__Request__
Switch every "Other forecasters" in the entries below to "External forecasters", keeping every other line and value unchanged.

(Coordinate annotation entries)
>> begin

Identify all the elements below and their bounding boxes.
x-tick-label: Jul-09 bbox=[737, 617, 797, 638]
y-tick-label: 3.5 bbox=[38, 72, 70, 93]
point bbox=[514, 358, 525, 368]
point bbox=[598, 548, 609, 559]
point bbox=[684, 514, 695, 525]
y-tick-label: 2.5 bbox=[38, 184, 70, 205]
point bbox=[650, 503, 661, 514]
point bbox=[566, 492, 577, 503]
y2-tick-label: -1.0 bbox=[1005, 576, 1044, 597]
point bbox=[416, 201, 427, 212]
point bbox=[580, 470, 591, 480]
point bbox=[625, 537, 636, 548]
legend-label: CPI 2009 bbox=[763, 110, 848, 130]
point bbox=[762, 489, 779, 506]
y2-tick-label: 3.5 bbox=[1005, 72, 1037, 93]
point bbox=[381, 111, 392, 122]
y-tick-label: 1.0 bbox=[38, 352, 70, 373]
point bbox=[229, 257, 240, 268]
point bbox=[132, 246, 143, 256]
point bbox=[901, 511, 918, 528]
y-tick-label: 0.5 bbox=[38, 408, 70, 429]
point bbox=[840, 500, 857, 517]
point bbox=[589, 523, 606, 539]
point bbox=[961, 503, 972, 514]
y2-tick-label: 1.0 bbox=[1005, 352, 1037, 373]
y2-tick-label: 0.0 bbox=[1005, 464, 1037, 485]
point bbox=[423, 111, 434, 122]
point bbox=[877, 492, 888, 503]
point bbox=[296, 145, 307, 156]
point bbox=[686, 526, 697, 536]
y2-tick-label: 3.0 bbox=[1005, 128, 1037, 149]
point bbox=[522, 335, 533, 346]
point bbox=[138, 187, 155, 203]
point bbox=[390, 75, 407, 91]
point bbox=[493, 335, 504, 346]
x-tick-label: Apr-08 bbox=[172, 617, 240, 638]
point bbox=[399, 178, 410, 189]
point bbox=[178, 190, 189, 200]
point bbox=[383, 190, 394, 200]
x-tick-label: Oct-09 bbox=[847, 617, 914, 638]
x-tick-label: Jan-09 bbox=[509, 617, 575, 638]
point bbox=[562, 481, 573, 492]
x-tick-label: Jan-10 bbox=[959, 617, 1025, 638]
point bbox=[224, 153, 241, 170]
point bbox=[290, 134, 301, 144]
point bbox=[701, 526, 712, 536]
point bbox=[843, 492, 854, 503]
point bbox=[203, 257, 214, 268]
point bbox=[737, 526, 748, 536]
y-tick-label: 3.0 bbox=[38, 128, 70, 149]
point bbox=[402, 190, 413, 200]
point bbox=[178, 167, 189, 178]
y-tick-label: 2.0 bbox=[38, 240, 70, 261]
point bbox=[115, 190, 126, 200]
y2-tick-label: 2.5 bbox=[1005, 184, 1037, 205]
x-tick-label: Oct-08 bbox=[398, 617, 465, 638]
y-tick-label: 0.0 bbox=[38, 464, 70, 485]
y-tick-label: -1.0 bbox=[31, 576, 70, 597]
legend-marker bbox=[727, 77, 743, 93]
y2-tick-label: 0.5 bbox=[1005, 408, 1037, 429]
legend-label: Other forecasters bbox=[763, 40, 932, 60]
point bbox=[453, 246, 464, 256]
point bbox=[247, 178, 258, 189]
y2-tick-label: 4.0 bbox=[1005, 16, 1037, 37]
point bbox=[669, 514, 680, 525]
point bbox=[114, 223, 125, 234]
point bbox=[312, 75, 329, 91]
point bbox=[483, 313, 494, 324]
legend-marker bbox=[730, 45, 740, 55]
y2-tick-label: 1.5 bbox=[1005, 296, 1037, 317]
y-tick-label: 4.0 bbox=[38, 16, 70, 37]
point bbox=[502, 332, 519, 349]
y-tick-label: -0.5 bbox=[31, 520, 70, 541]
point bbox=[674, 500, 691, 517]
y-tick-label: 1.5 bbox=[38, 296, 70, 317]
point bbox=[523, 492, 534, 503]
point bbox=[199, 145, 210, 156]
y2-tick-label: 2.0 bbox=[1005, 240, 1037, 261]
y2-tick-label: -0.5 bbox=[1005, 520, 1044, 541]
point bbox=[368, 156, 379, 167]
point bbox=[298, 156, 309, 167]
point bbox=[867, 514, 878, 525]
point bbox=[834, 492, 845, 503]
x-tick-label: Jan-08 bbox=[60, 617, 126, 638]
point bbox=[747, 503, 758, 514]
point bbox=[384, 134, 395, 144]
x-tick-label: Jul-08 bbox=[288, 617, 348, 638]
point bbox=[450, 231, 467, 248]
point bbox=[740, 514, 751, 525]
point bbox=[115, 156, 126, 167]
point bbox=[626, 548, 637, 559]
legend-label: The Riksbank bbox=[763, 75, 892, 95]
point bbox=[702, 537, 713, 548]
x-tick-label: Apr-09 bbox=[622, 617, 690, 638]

>> end

__Output of the task__
Identify all the elements below and their bounding boxes.
x-tick-label: Jul-09 bbox=[737, 617, 797, 638]
y-tick-label: 3.5 bbox=[38, 72, 70, 93]
point bbox=[514, 358, 525, 368]
point bbox=[598, 548, 609, 559]
point bbox=[684, 514, 695, 525]
y-tick-label: 2.5 bbox=[38, 184, 70, 205]
point bbox=[650, 503, 661, 514]
point bbox=[566, 492, 577, 503]
y2-tick-label: -1.0 bbox=[1005, 576, 1044, 597]
point bbox=[416, 201, 427, 212]
point bbox=[580, 470, 591, 480]
point bbox=[625, 537, 636, 548]
legend-label: CPI 2009 bbox=[763, 110, 848, 130]
point bbox=[762, 489, 779, 506]
y2-tick-label: 3.5 bbox=[1005, 72, 1037, 93]
point bbox=[381, 111, 392, 122]
y-tick-label: 1.0 bbox=[38, 352, 70, 373]
point bbox=[229, 257, 240, 268]
point bbox=[132, 246, 143, 256]
point bbox=[901, 511, 918, 528]
y-tick-label: 0.5 bbox=[38, 408, 70, 429]
point bbox=[840, 500, 857, 517]
point bbox=[589, 523, 606, 539]
point bbox=[961, 503, 972, 514]
y2-tick-label: 1.0 bbox=[1005, 352, 1037, 373]
y2-tick-label: 0.0 bbox=[1005, 464, 1037, 485]
point bbox=[423, 111, 434, 122]
point bbox=[877, 492, 888, 503]
point bbox=[296, 145, 307, 156]
point bbox=[686, 526, 697, 536]
y2-tick-label: 3.0 bbox=[1005, 128, 1037, 149]
point bbox=[522, 335, 533, 346]
point bbox=[138, 187, 155, 203]
point bbox=[390, 75, 407, 91]
point bbox=[493, 335, 504, 346]
x-tick-label: Apr-08 bbox=[172, 617, 240, 638]
point bbox=[399, 178, 410, 189]
point bbox=[178, 190, 189, 200]
point bbox=[383, 190, 394, 200]
x-tick-label: Oct-09 bbox=[847, 617, 914, 638]
x-tick-label: Jan-09 bbox=[509, 617, 575, 638]
point bbox=[562, 481, 573, 492]
x-tick-label: Jan-10 bbox=[959, 617, 1025, 638]
point bbox=[224, 153, 241, 170]
point bbox=[290, 134, 301, 144]
point bbox=[701, 526, 712, 536]
point bbox=[843, 492, 854, 503]
point bbox=[203, 257, 214, 268]
point bbox=[737, 526, 748, 536]
y-tick-label: 3.0 bbox=[38, 128, 70, 149]
point bbox=[402, 190, 413, 200]
point bbox=[178, 167, 189, 178]
y-tick-label: 2.0 bbox=[38, 240, 70, 261]
point bbox=[115, 190, 126, 200]
y2-tick-label: 2.5 bbox=[1005, 184, 1037, 205]
x-tick-label: Oct-08 bbox=[398, 617, 465, 638]
y-tick-label: 0.0 bbox=[38, 464, 70, 485]
y-tick-label: -1.0 bbox=[31, 576, 70, 597]
legend-marker bbox=[727, 77, 743, 93]
y2-tick-label: 0.5 bbox=[1005, 408, 1037, 429]
legend-label: External forecasters bbox=[763, 40, 932, 60]
point bbox=[453, 246, 464, 256]
point bbox=[247, 178, 258, 189]
y2-tick-label: 4.0 bbox=[1005, 16, 1037, 37]
point bbox=[669, 514, 680, 525]
point bbox=[114, 223, 125, 234]
point bbox=[312, 75, 329, 91]
point bbox=[483, 313, 494, 324]
legend-marker bbox=[730, 45, 740, 55]
y2-tick-label: 1.5 bbox=[1005, 296, 1037, 317]
y-tick-label: 4.0 bbox=[38, 16, 70, 37]
point bbox=[502, 332, 519, 349]
y-tick-label: -0.5 bbox=[31, 520, 70, 541]
point bbox=[674, 500, 691, 517]
y-tick-label: 1.5 bbox=[38, 296, 70, 317]
point bbox=[523, 492, 534, 503]
point bbox=[199, 145, 210, 156]
y2-tick-label: 2.0 bbox=[1005, 240, 1037, 261]
y2-tick-label: -0.5 bbox=[1005, 520, 1044, 541]
point bbox=[368, 156, 379, 167]
point bbox=[298, 156, 309, 167]
point bbox=[867, 514, 878, 525]
point bbox=[834, 492, 845, 503]
x-tick-label: Jan-08 bbox=[60, 617, 126, 638]
point bbox=[747, 503, 758, 514]
point bbox=[384, 134, 395, 144]
x-tick-label: Jul-08 bbox=[288, 617, 348, 638]
point bbox=[450, 231, 467, 248]
point bbox=[740, 514, 751, 525]
point bbox=[115, 156, 126, 167]
point bbox=[626, 548, 637, 559]
legend-label: The Riksbank bbox=[763, 75, 892, 95]
point bbox=[702, 537, 713, 548]
x-tick-label: Apr-09 bbox=[622, 617, 690, 638]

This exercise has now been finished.